◆ **PROBLEM STATEMENT**: Each line of the listing must be transcribed exactly, except for the images, which should be excluded.

--- DATA EXTRACT ---

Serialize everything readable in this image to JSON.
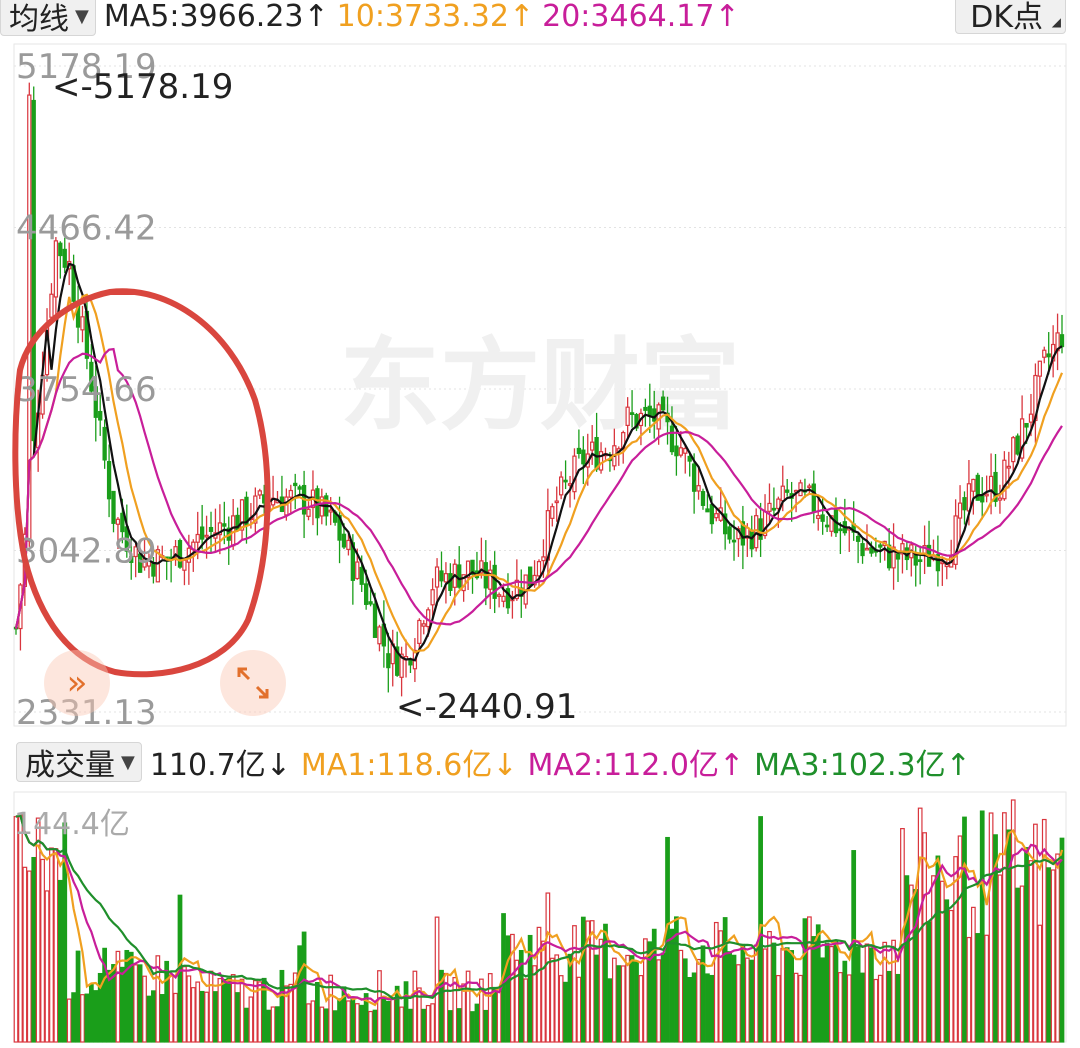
{
  "header": {
    "indicator_select": "均线",
    "ma5": "MA5:3966.23↑",
    "ma10": "10:3733.32↑",
    "ma20": "20:3464.17↑",
    "dk_button": "DK点"
  },
  "price_panel": {
    "y_ticks": [
      "5178.19",
      "4466.42",
      "3754.66",
      "3042.89",
      "2331.13"
    ],
    "high_annotation": "<-5178.19",
    "low_annotation": "<-2440.91",
    "watermark": "东方财富"
  },
  "volume_header": {
    "select": "成交量",
    "current": "110.7亿↓",
    "ma1": "MA1:118.6亿↓",
    "ma2": "MA2:112.0亿↑",
    "ma3": "MA3:102.3亿↑"
  },
  "volume_panel": {
    "max_label": "144.4亿"
  },
  "colors": {
    "up": "#d9363e",
    "down": "#1a9e1a",
    "ma5": "#111111",
    "ma10": "#f0a020",
    "ma20": "#c81e9a",
    "vol_ma3": "#1f8f2b",
    "annotation_circle": "#d9463e",
    "accent_orange": "#e2702c"
  },
  "chart_data": {
    "type": "candlestick",
    "ylim": [
      2331.13,
      5178.19
    ],
    "y_ticks": [
      5178.19,
      4466.42,
      3754.66,
      3042.89,
      2331.13
    ],
    "high": 5178.19,
    "low": 2440.91,
    "ma_last": {
      "MA5": 3966.23,
      "MA10": 3733.32,
      "MA20": 3464.17
    },
    "volume": {
      "ylim_max": 144.4,
      "unit": "亿",
      "last": 110.7,
      "MA1": 118.6,
      "MA2": 112.0,
      "MA3": 102.3
    }
  }
}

---

◆ **THE OUTPUT**:
Serialize everything readable in this image to JSON.
{
  "header": {
    "indicator_select": "均线",
    "ma5": "MA5:3966.23↑",
    "ma10": "10:3733.32↑",
    "ma20": "20:3464.17↑",
    "dk_button": "DK点"
  },
  "price_panel": {
    "y_ticks": [
      "5178.19",
      "4466.42",
      "3754.66",
      "3042.89",
      "2331.13"
    ],
    "high_annotation": "<-5178.19",
    "low_annotation": "<-2440.91",
    "watermark": "东方财富"
  },
  "volume_header": {
    "select": "成交量",
    "current": "110.7亿↓",
    "ma1": "MA1:118.6亿↓",
    "ma2": "MA2:112.0亿↑",
    "ma3": "MA3:102.3亿↑"
  },
  "volume_panel": {
    "max_label": "144.4亿"
  },
  "colors": {
    "up": "#d9363e",
    "down": "#1a9e1a",
    "ma5": "#111111",
    "ma10": "#f0a020",
    "ma20": "#c81e9a",
    "vol_ma3": "#1f8f2b",
    "annotation_circle": "#d9463e",
    "accent_orange": "#e2702c"
  },
  "chart_data": {
    "type": "candlestick",
    "ylim": [
      2331.13,
      5178.19
    ],
    "y_ticks": [
      5178.19,
      4466.42,
      3754.66,
      3042.89,
      2331.13
    ],
    "high": 5178.19,
    "low": 2440.91,
    "ma_last": {
      "MA5": 3966.23,
      "MA10": 3733.32,
      "MA20": 3464.17
    },
    "volume": {
      "ylim_max": 144.4,
      "unit": "亿",
      "last": 110.7,
      "MA1": 118.6,
      "MA2": 112.0,
      "MA3": 102.3
    }
  }
}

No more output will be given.